Description of the task - Copy the lines of the listing below word for word, starting at the line that contains "Patent image size: (765, 767)." and ending at the line that contains "The glass tube 3 is at (127, 268).".

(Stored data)
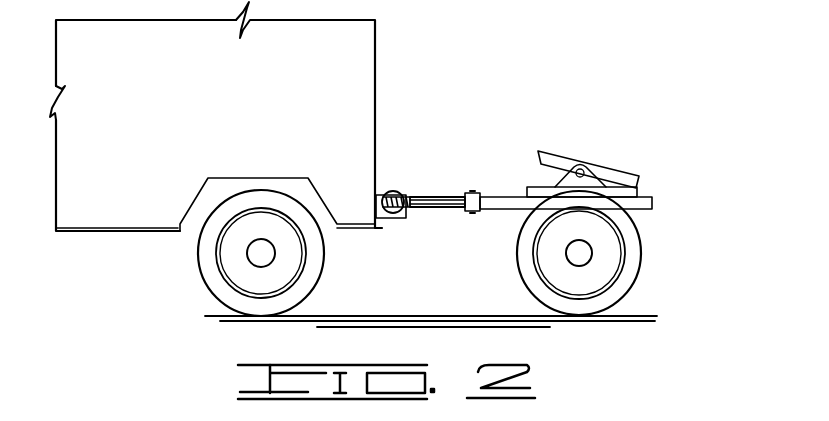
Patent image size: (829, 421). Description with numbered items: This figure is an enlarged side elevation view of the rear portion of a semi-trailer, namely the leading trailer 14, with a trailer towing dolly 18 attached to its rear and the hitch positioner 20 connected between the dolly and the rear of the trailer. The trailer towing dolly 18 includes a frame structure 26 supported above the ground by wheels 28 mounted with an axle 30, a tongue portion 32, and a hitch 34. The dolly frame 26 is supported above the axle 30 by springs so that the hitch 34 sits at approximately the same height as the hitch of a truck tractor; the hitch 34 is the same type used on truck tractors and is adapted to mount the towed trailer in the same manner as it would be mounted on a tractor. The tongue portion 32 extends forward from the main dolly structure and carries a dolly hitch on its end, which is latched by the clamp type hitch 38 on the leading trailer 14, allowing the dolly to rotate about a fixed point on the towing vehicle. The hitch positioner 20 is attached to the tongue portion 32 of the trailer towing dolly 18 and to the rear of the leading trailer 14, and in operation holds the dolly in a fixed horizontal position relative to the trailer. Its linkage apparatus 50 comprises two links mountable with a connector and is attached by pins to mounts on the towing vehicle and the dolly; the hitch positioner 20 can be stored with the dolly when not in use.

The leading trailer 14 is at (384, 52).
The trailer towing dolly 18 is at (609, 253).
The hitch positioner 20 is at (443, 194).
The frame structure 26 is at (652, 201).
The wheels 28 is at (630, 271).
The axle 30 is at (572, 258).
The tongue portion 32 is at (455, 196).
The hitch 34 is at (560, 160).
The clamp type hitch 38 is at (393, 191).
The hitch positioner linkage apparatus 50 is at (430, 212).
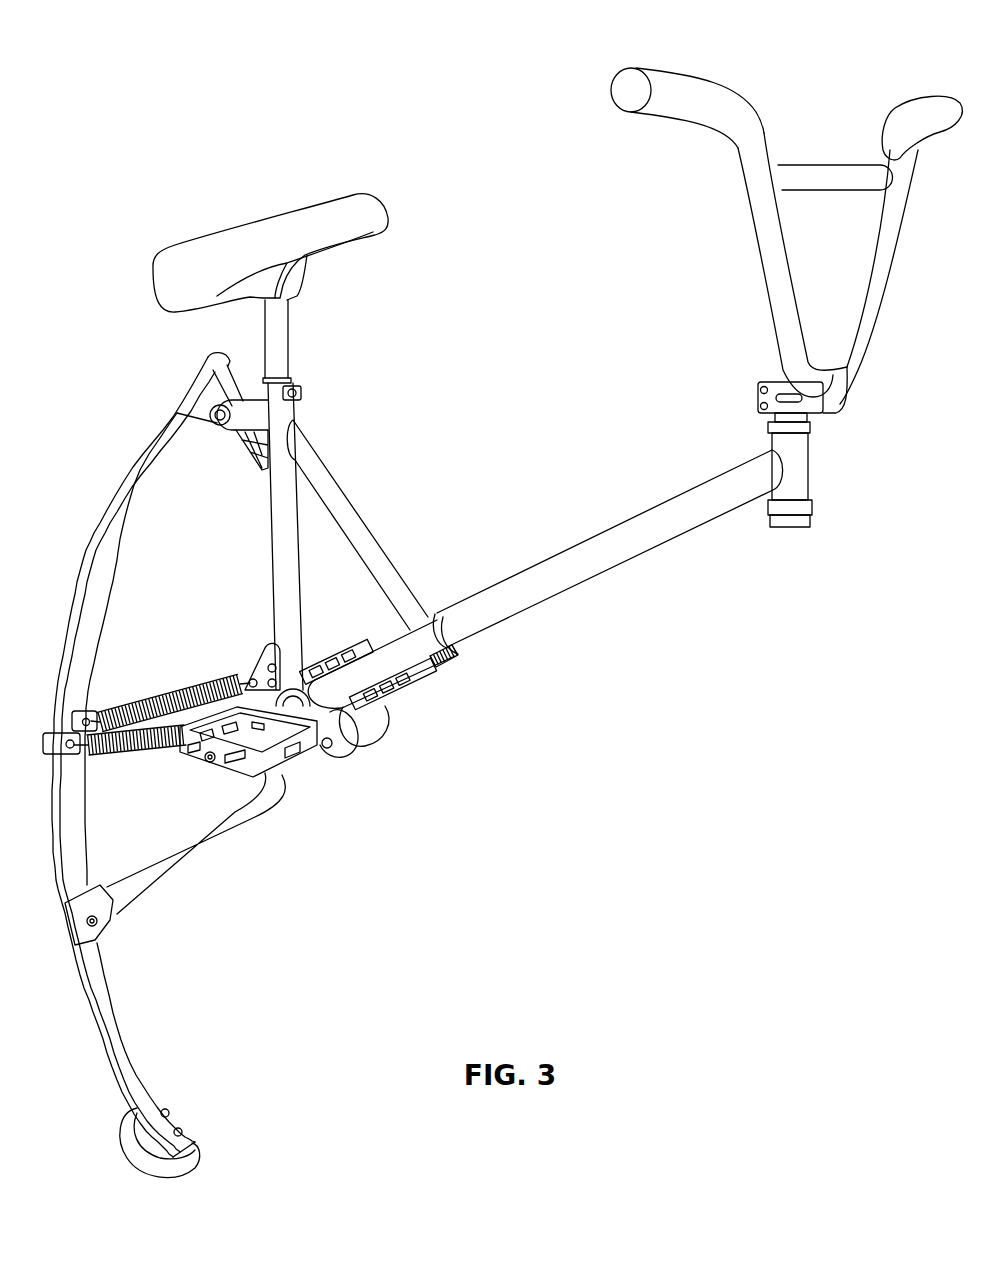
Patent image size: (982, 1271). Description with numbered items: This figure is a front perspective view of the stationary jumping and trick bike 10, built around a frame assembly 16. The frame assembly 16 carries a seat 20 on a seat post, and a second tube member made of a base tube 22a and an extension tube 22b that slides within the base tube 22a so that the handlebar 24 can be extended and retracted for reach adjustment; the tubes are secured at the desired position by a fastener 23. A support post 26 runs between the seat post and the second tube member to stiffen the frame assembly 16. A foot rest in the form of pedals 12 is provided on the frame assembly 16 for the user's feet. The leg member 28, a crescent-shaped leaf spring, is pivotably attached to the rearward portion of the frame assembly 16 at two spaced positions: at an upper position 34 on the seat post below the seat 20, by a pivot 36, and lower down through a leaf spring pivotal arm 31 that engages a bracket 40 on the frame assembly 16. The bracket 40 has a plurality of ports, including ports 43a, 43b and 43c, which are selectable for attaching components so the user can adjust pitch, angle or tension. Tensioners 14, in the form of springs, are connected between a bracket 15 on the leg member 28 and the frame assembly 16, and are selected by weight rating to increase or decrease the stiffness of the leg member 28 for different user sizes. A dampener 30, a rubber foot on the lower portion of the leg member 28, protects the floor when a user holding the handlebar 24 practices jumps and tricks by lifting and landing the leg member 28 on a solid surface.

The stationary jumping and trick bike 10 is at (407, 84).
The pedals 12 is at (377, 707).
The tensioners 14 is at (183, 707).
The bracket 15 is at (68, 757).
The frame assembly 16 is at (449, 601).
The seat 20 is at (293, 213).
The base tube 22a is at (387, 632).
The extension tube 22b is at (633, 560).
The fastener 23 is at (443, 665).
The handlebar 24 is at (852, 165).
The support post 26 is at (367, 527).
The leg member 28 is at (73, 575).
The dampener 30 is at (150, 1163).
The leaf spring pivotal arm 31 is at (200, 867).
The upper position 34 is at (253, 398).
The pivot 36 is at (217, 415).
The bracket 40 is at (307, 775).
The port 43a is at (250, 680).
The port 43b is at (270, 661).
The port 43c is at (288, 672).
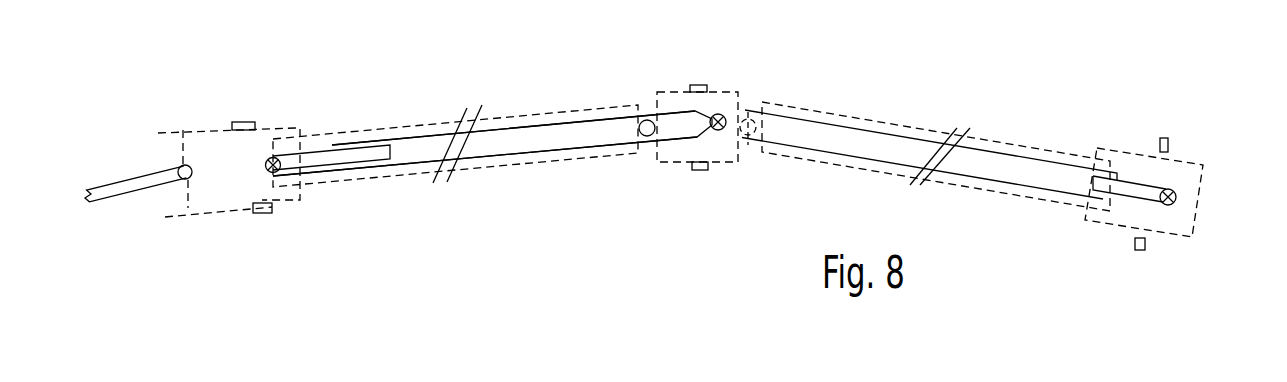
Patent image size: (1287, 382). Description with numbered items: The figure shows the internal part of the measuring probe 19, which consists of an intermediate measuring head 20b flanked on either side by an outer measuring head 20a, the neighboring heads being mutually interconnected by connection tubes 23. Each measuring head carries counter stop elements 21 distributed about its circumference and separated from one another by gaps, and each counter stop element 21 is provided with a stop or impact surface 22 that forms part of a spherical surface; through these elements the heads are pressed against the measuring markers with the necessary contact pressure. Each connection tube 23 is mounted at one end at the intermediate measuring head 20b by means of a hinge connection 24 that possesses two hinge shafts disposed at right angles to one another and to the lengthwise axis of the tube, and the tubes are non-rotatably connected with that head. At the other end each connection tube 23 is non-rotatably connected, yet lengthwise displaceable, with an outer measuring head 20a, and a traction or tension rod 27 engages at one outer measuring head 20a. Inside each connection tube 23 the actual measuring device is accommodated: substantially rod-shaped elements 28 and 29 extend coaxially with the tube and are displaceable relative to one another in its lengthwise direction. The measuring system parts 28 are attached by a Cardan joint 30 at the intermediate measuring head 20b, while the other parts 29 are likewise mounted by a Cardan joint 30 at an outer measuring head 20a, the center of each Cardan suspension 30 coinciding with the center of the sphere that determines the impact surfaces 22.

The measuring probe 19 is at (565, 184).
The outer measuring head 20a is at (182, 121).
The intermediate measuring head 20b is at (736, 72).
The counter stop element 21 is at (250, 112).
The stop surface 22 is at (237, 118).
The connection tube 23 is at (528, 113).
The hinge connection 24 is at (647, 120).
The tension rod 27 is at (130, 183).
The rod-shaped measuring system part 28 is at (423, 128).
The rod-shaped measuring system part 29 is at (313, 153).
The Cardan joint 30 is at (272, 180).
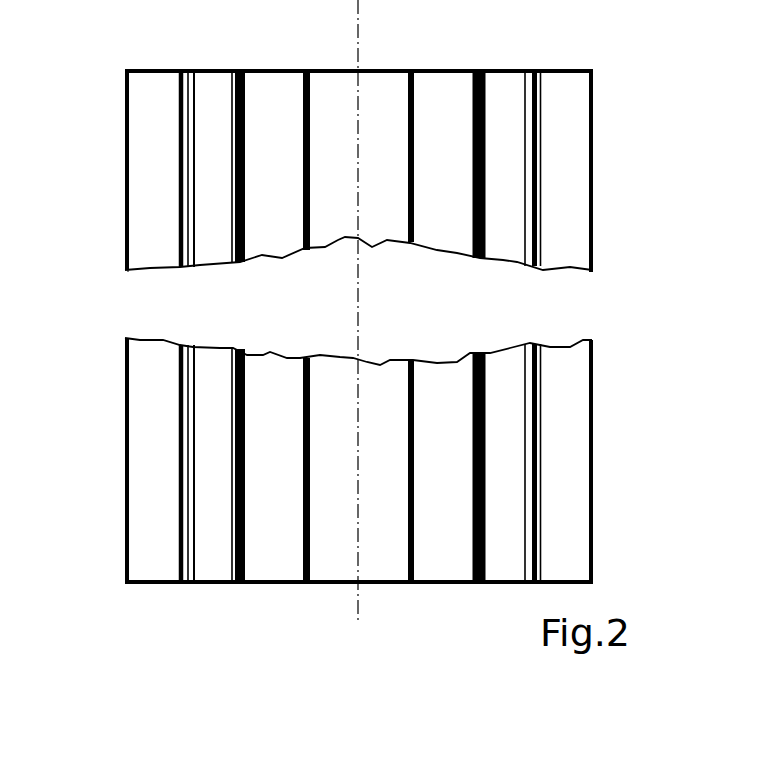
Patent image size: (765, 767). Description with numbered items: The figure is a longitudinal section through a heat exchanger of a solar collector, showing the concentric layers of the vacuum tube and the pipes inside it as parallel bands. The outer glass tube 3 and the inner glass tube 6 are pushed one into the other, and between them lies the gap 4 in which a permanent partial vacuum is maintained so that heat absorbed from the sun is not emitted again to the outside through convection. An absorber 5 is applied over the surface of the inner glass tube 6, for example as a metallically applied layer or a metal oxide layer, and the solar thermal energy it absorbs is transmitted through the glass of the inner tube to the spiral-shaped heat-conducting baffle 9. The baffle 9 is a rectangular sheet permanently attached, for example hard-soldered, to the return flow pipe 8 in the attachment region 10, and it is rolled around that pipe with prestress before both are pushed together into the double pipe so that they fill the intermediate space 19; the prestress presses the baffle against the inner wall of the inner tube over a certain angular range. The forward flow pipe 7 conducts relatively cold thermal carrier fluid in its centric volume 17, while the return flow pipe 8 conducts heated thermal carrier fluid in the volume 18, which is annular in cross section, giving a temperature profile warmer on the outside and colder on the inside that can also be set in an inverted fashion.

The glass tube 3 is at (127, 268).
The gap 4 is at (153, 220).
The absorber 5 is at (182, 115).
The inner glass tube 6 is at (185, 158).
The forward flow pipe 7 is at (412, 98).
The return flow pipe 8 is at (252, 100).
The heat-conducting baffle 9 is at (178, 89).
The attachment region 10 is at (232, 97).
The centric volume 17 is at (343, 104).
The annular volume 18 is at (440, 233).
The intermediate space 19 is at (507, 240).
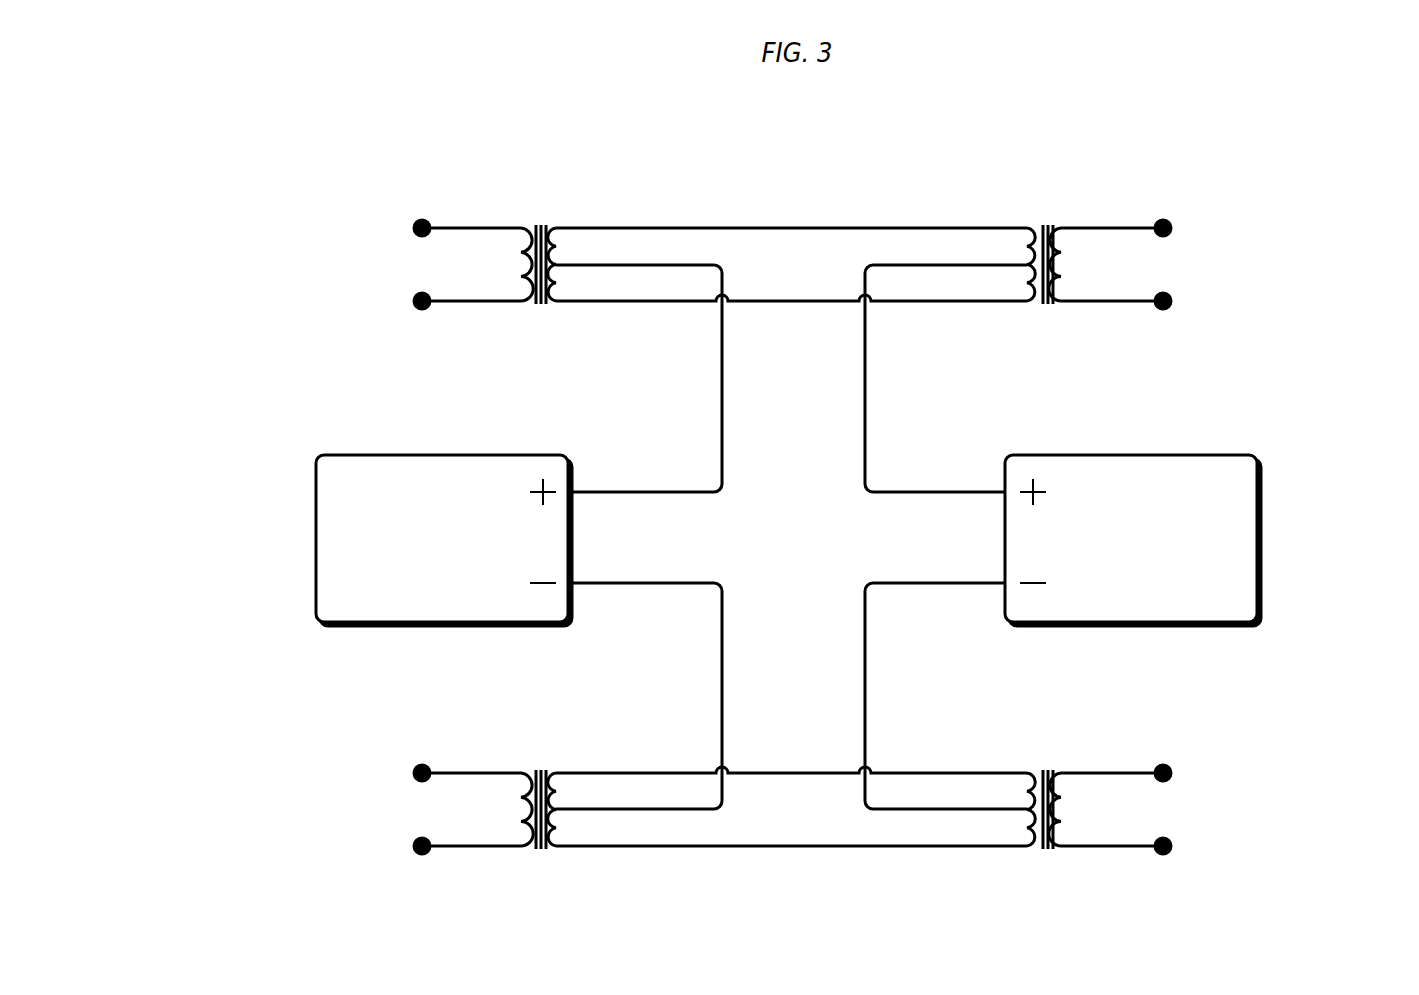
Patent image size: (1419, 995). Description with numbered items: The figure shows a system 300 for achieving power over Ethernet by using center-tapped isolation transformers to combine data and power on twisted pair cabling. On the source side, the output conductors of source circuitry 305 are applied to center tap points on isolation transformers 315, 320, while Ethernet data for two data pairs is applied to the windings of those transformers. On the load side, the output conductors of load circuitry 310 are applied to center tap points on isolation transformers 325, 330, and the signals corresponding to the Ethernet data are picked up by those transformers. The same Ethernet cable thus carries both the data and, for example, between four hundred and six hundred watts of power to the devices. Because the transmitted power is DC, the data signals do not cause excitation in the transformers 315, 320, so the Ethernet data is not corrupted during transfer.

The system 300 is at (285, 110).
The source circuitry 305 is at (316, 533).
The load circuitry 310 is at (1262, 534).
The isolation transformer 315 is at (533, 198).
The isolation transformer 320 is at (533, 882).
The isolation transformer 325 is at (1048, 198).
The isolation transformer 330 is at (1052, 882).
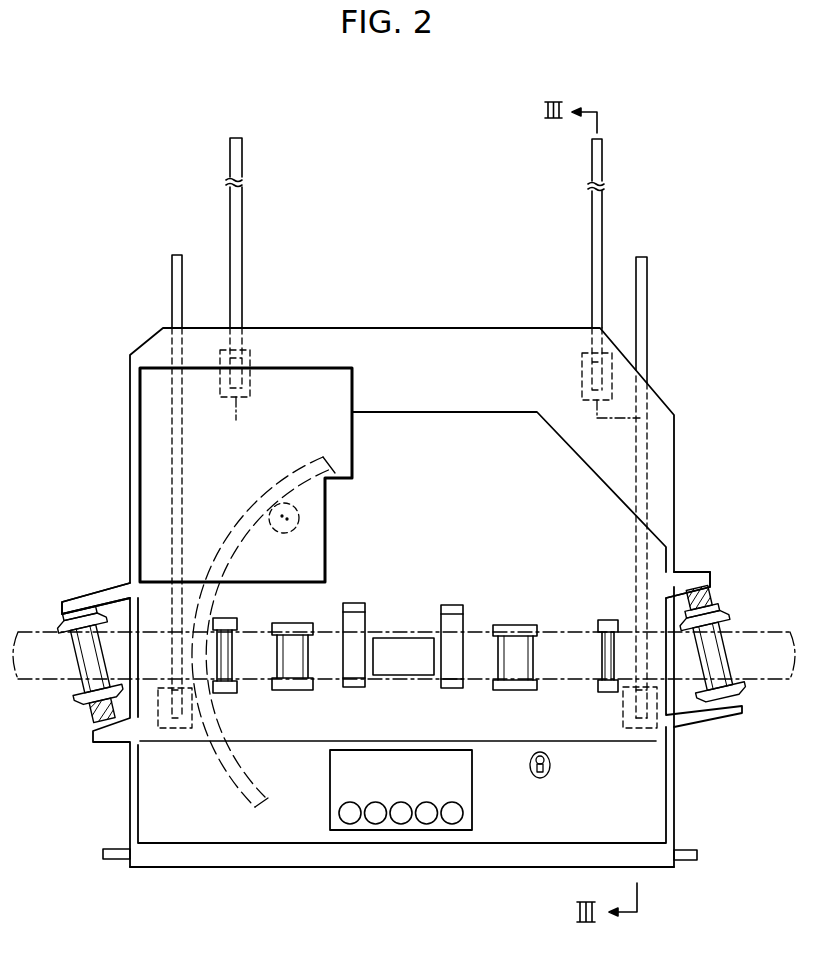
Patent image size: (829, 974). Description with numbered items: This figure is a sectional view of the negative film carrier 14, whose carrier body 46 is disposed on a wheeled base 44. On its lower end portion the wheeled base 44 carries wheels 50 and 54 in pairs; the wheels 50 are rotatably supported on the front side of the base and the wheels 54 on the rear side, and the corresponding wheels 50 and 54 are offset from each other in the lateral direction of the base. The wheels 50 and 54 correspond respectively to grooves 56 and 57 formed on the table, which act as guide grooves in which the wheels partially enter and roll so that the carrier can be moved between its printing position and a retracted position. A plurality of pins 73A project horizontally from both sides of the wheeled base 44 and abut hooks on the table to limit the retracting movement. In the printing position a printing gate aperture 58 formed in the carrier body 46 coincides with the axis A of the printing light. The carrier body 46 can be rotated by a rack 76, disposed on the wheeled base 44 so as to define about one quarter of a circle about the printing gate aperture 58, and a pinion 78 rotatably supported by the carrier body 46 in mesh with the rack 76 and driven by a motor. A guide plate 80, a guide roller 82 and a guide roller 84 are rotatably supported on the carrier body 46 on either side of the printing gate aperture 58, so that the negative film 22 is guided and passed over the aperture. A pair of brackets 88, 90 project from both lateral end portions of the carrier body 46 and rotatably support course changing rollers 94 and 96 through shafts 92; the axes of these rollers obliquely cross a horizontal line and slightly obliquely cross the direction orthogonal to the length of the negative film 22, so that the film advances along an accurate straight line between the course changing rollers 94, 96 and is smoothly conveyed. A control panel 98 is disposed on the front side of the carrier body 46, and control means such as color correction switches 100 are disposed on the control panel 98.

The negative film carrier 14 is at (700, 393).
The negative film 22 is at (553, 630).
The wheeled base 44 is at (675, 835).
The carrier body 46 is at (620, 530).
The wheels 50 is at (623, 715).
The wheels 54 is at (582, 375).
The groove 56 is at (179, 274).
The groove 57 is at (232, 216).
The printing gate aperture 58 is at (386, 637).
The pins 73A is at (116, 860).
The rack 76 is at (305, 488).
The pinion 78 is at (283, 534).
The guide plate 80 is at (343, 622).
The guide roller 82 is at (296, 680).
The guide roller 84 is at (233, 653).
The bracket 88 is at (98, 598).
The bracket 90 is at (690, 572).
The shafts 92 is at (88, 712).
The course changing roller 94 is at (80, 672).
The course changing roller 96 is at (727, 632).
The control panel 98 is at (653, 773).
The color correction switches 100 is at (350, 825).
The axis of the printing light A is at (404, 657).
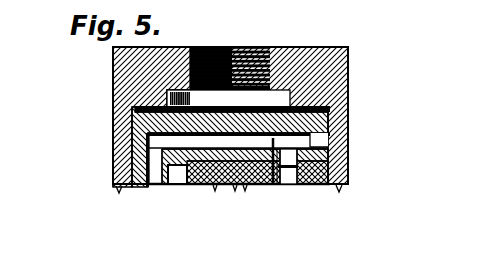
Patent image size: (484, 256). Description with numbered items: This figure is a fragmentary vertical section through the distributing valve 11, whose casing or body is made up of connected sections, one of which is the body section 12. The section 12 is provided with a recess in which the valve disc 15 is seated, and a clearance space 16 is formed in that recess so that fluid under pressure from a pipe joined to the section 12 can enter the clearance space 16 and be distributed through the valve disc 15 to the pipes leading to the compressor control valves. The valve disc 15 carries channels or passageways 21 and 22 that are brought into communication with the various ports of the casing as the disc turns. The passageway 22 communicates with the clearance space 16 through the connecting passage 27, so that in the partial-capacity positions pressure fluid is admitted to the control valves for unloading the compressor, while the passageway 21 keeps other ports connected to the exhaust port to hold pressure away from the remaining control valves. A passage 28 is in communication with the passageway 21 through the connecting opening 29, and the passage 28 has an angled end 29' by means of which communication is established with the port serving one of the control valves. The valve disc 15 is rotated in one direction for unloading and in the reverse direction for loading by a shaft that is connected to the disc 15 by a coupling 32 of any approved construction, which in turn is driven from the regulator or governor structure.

Full output -
Patent image size: (765, 767). Description with numbered items: The figure is a longitudinal section through a heat exchanger of a solar collector, showing the concentric layers of the vacuum tube and the pipes inside it as parallel bands. The outer glass tube 3 and the inner glass tube 6 are pushed one into the other, and between them lies the gap 4 in which a permanent partial vacuum is maintained so that heat absorbed from the sun is not emitted again to the outside through convection. An absorber 5 is applied over the surface of the inner glass tube 6, for example as a metallically applied layer or a metal oxide layer, and the solar thermal energy it absorbs is transmitted through the glass of the inner tube to the spiral-shaped heat-conducting baffle 9. The baffle 9 is a rectangular sheet permanently attached, for example hard-soldered, to the return flow pipe 8 in the attachment region 10, and it is rolled around that pipe with prestress before both are pushed together into the double pipe so that they fill the intermediate space 19; the prestress presses the baffle against the inner wall of the inner tube over a certain angular range. The forward flow pipe 7 conducts relatively cold thermal carrier fluid in its centric volume 17, while the return flow pipe 8 conducts heated thermal carrier fluid in the volume 18, which is annular in cross section, giving a temperature profile warmer on the outside and colder on the inside that can also be set in an inverted fashion.

The glass tube 3 is at (127, 268).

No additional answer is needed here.